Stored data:
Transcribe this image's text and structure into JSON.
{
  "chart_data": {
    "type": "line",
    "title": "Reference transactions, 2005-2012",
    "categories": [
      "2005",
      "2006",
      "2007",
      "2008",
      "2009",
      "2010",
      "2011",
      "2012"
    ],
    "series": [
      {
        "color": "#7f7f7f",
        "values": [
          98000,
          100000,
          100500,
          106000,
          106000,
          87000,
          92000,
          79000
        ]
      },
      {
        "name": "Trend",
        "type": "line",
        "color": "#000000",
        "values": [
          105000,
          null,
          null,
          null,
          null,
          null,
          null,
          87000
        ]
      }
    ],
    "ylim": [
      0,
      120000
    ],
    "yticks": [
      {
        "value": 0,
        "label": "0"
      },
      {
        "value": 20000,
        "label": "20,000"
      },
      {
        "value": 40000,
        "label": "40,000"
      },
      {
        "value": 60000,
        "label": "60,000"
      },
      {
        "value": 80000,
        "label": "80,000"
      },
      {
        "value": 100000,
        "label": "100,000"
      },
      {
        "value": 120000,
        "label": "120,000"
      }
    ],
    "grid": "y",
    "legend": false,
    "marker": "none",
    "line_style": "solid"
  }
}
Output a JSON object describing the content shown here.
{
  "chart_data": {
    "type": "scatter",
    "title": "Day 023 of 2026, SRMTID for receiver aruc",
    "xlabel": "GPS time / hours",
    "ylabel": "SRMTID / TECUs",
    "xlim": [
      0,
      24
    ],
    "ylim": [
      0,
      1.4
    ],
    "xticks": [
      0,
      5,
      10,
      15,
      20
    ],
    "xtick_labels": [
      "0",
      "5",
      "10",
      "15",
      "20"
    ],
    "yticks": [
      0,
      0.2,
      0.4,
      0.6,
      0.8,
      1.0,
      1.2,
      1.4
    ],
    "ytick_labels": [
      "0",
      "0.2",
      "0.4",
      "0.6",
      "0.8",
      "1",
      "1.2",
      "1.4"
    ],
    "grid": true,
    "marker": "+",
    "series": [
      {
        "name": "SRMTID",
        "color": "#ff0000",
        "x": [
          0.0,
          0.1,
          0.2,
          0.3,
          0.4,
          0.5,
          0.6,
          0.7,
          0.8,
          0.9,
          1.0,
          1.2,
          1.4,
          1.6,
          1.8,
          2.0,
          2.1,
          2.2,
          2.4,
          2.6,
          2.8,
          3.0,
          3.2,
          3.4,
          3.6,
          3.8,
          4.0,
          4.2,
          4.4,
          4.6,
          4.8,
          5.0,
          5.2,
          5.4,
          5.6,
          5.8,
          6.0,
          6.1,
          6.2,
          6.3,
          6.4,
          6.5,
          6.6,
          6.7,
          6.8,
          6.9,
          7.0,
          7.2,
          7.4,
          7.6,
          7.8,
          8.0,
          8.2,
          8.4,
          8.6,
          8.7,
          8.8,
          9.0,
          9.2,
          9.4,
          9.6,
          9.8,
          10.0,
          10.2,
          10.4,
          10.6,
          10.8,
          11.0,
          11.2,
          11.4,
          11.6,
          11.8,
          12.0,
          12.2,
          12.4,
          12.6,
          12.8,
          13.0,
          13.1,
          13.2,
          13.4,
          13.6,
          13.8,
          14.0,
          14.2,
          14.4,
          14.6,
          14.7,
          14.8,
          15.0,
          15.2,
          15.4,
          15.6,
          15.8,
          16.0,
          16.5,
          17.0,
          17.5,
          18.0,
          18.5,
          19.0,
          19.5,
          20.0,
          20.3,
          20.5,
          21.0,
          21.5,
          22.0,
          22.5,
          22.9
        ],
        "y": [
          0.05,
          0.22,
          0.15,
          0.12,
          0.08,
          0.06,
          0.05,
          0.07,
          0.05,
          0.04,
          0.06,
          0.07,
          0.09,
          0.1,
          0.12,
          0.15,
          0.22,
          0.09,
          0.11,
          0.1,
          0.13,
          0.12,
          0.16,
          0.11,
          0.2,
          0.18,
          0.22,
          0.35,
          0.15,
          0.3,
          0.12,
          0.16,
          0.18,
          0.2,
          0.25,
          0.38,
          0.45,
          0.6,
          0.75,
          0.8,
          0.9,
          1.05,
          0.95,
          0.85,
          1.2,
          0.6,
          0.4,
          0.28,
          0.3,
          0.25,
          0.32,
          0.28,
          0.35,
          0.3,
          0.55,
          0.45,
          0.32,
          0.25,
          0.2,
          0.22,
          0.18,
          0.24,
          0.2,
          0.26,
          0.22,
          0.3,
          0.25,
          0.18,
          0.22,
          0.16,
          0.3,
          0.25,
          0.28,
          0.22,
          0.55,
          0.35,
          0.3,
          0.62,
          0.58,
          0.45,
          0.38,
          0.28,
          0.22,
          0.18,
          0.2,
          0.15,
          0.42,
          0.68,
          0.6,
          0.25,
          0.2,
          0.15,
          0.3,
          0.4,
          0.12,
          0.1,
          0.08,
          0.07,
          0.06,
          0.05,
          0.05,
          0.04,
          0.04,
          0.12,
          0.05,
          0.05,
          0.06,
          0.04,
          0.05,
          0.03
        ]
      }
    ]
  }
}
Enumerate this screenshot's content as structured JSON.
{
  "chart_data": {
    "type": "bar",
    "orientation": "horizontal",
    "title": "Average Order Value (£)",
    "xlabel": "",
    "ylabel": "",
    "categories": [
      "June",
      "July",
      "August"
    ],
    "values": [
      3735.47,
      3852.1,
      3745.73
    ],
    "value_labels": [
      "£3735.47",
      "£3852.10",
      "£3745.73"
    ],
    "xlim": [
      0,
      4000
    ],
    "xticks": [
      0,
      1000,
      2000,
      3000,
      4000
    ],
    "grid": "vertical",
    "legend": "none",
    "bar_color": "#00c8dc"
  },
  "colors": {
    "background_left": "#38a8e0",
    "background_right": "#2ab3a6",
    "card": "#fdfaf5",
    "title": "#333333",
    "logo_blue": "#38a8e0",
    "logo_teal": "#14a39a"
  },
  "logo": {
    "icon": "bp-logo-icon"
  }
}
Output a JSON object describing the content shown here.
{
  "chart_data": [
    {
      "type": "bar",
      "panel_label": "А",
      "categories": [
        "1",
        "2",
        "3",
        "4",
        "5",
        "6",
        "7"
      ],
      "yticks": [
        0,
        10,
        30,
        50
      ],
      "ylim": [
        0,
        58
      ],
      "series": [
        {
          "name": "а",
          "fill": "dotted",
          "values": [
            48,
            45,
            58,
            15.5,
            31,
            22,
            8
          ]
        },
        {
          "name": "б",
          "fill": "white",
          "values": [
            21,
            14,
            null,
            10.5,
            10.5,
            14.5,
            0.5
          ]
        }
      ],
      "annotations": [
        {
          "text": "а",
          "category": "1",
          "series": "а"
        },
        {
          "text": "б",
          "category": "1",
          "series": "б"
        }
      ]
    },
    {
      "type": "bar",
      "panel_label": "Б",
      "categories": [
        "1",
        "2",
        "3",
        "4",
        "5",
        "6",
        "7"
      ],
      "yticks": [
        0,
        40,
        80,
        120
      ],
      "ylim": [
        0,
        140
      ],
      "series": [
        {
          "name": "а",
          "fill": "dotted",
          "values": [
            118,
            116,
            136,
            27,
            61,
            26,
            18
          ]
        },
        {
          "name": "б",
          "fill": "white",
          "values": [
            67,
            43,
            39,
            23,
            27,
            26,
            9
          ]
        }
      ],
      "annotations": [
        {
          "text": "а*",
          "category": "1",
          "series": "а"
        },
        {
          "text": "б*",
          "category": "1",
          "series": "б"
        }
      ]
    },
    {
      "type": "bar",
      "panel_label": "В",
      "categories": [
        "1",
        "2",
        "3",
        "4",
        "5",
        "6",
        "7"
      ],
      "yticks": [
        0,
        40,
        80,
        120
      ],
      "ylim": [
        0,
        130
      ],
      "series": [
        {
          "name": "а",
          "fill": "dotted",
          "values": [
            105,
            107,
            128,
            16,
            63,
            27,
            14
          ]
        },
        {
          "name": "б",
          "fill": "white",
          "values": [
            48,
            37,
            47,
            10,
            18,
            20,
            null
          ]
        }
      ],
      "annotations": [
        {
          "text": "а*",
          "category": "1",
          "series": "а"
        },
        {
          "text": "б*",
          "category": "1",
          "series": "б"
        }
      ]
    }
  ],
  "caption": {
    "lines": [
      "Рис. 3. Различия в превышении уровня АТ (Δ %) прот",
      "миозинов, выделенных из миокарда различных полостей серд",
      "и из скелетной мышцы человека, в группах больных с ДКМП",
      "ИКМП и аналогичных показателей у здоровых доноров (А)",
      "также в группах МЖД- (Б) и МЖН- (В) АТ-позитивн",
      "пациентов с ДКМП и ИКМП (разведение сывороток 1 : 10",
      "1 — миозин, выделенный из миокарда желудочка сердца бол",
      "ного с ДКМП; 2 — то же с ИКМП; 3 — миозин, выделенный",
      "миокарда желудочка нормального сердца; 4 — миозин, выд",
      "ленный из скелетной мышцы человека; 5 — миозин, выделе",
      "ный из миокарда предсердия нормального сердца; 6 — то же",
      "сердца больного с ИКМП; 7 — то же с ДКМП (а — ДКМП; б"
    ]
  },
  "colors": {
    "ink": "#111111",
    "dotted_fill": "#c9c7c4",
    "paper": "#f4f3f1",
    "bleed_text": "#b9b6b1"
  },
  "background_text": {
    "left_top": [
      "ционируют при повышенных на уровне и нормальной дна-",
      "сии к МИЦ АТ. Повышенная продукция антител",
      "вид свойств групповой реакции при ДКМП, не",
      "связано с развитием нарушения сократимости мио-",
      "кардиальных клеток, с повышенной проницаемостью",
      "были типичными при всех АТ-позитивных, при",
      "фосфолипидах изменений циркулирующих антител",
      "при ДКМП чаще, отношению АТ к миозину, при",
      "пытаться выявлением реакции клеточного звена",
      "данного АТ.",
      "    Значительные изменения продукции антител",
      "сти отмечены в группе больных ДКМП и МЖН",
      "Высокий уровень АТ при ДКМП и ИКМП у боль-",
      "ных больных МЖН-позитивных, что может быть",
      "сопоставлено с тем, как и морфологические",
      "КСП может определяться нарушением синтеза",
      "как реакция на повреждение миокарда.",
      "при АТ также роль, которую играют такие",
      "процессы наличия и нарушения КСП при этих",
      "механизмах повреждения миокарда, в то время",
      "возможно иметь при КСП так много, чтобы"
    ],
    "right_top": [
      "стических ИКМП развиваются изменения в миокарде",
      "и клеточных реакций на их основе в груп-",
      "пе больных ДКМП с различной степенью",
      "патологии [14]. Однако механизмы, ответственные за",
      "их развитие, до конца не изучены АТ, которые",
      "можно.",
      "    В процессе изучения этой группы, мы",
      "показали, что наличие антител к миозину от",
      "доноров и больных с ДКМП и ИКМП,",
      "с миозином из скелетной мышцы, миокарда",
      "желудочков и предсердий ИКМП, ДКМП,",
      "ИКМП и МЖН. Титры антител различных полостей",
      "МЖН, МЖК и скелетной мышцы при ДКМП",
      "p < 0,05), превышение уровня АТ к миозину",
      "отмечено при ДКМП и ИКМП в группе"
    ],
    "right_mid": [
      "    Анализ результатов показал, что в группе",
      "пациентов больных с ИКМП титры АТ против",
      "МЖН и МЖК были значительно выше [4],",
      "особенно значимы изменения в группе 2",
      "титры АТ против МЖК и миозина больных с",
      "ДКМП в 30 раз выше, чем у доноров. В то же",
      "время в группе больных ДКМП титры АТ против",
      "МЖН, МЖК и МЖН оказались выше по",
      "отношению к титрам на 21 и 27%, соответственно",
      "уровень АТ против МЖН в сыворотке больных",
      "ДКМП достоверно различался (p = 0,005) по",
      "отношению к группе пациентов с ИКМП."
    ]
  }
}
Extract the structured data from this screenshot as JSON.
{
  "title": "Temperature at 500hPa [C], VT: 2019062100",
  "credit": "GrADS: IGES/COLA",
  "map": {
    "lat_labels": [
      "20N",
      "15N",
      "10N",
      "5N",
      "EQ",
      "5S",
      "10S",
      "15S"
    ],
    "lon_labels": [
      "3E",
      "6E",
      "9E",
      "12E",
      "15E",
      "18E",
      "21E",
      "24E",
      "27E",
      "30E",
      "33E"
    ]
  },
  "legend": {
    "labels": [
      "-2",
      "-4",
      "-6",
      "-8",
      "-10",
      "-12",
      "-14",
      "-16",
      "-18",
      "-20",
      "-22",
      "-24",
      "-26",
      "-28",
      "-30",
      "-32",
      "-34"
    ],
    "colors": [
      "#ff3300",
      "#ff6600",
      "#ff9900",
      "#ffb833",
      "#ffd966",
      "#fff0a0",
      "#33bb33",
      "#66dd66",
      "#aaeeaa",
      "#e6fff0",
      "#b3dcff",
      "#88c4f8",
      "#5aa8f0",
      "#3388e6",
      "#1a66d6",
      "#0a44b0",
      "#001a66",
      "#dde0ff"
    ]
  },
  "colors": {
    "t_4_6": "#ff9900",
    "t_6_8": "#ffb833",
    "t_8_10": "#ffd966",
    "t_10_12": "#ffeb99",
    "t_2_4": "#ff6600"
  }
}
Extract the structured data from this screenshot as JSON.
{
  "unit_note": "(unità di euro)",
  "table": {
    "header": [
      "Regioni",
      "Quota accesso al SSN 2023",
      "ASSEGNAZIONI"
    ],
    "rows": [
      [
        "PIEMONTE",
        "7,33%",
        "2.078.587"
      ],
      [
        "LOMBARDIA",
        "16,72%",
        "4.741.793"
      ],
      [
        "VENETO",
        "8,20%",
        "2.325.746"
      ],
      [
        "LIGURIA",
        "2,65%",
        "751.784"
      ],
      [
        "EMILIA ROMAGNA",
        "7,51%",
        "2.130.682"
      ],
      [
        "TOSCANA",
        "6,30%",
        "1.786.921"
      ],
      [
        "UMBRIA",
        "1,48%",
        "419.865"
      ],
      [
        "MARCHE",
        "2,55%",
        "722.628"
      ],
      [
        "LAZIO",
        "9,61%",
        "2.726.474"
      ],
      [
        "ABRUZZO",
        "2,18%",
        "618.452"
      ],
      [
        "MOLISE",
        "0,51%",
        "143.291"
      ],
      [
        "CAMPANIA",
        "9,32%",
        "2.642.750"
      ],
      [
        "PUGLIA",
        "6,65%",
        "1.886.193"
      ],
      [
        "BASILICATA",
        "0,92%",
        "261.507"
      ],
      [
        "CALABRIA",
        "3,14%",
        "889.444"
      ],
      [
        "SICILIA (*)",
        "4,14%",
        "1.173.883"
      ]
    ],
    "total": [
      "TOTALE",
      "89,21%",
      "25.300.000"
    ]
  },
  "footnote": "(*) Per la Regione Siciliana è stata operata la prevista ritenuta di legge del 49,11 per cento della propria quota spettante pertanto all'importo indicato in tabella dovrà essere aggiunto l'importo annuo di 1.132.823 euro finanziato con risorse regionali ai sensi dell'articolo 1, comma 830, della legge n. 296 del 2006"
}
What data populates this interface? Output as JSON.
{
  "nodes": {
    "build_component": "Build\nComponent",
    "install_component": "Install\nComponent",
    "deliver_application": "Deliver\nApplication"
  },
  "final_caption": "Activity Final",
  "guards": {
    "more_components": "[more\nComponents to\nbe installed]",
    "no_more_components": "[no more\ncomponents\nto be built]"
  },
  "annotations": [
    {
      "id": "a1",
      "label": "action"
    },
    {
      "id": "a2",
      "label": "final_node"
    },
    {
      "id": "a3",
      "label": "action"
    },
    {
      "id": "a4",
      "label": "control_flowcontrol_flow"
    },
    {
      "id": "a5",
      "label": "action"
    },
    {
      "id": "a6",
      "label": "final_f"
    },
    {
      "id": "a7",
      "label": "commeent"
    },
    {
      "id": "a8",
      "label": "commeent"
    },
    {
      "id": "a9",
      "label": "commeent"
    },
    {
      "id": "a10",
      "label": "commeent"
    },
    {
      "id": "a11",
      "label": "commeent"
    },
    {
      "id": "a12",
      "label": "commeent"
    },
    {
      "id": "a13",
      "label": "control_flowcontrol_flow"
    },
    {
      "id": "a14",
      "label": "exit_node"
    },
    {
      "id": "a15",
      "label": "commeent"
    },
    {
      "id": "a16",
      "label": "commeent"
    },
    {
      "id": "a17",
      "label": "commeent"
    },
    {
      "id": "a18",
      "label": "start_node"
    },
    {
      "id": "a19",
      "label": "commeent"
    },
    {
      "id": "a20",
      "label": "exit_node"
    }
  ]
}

# [Set problem]
On how many lines does the word "миозину" appear? Answer with only the number.

# [Exercise answer]
3